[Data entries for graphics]
==================================================
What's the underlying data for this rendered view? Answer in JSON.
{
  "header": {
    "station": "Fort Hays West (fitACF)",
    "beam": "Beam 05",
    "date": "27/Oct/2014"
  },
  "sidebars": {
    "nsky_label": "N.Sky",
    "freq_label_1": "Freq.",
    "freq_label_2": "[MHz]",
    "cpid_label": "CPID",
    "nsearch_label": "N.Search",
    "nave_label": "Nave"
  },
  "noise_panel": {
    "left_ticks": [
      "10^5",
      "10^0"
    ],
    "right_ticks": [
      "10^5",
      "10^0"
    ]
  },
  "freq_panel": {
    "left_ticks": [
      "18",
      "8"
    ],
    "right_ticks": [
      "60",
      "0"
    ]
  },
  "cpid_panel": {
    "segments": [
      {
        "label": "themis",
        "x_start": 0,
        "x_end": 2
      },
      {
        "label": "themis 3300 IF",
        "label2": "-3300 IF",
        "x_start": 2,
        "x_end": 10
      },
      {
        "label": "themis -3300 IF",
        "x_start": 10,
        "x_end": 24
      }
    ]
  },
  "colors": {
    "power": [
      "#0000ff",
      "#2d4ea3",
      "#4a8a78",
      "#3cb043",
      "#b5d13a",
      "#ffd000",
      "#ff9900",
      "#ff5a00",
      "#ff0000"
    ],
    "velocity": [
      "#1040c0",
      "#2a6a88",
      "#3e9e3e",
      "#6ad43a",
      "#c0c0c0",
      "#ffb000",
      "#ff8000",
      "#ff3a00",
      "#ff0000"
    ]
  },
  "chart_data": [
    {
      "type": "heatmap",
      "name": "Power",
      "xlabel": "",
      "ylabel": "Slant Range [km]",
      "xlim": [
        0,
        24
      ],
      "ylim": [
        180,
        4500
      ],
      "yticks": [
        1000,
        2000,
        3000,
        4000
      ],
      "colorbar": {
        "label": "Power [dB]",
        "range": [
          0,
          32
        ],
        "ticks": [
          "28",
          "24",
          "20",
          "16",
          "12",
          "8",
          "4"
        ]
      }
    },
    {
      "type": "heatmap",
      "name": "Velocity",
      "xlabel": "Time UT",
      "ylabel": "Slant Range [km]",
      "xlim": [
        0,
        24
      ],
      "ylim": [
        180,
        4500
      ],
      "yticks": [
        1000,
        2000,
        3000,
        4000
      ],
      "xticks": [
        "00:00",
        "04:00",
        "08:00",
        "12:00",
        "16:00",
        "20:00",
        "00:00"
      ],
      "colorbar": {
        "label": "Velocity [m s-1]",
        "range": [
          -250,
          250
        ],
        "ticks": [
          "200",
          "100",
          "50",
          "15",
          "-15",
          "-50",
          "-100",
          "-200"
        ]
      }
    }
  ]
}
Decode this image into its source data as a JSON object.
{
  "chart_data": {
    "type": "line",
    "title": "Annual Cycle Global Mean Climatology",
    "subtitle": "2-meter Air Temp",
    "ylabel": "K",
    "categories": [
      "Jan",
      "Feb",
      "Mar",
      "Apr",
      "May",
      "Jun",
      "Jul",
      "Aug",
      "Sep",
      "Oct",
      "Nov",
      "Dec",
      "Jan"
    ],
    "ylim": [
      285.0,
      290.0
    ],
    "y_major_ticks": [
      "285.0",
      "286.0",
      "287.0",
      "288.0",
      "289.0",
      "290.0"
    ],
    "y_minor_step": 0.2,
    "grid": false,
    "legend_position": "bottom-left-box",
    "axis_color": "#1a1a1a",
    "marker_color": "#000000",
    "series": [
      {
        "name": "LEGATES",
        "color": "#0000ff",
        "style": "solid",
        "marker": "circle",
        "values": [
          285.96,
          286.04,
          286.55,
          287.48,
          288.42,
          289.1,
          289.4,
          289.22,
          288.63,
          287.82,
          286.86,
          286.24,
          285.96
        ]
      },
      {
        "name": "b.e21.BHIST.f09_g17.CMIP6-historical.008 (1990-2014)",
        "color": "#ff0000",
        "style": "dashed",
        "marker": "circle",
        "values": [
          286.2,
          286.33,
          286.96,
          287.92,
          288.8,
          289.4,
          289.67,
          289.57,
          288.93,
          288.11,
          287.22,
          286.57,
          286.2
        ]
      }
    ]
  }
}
==================================================
*Task requirements:*
Give again, word for word, every line from the one holding "Decode this image" to the end of the data.

*Written solution:*
Decode this image into its source data as a JSON object.
{
  "chart_data": {
    "type": "line",
    "title": "Annual Cycle Global Mean Climatology",
    "subtitle": "2-meter Air Temp",
    "ylabel": "K",
    "categories": [
      "Jan",
      "Feb",
      "Mar",
      "Apr",
      "May",
      "Jun",
      "Jul",
      "Aug",
      "Sep",
      "Oct",
      "Nov",
      "Dec",
      "Jan"
    ],
    "ylim": [
      285.0,
      290.0
    ],
    "y_major_ticks": [
      "285.0",
      "286.0",
      "287.0",
      "288.0",
      "289.0",
      "290.0"
    ],
    "y_minor_step": 0.2,
    "grid": false,
    "legend_position": "bottom-left-box",
    "axis_color": "#1a1a1a",
    "marker_color": "#000000",
    "series": [
      {
        "name": "LEGATES",
        "color": "#0000ff",
        "style": "solid",
        "marker": "circle",
        "values": [
          285.96,
          286.04,
          286.55,
          287.48,
          288.42,
          289.1,
          289.4,
          289.22,
          288.63,
          287.82,
          286.86,
          286.24,
          285.96
        ]
      },
      {
        "name": "b.e21.BHIST.f09_g17.CMIP6-historical.008 (1990-2014)",
        "color": "#ff0000",
        "style": "dashed",
        "marker": "circle",
        "values": [
          286.2,
          286.33,
          286.96,
          287.92,
          288.8,
          289.4,
          289.67,
          289.57,
          288.93,
          288.11,
          287.22,
          286.57,
          286.2
        ]
      }
    ]
  }
}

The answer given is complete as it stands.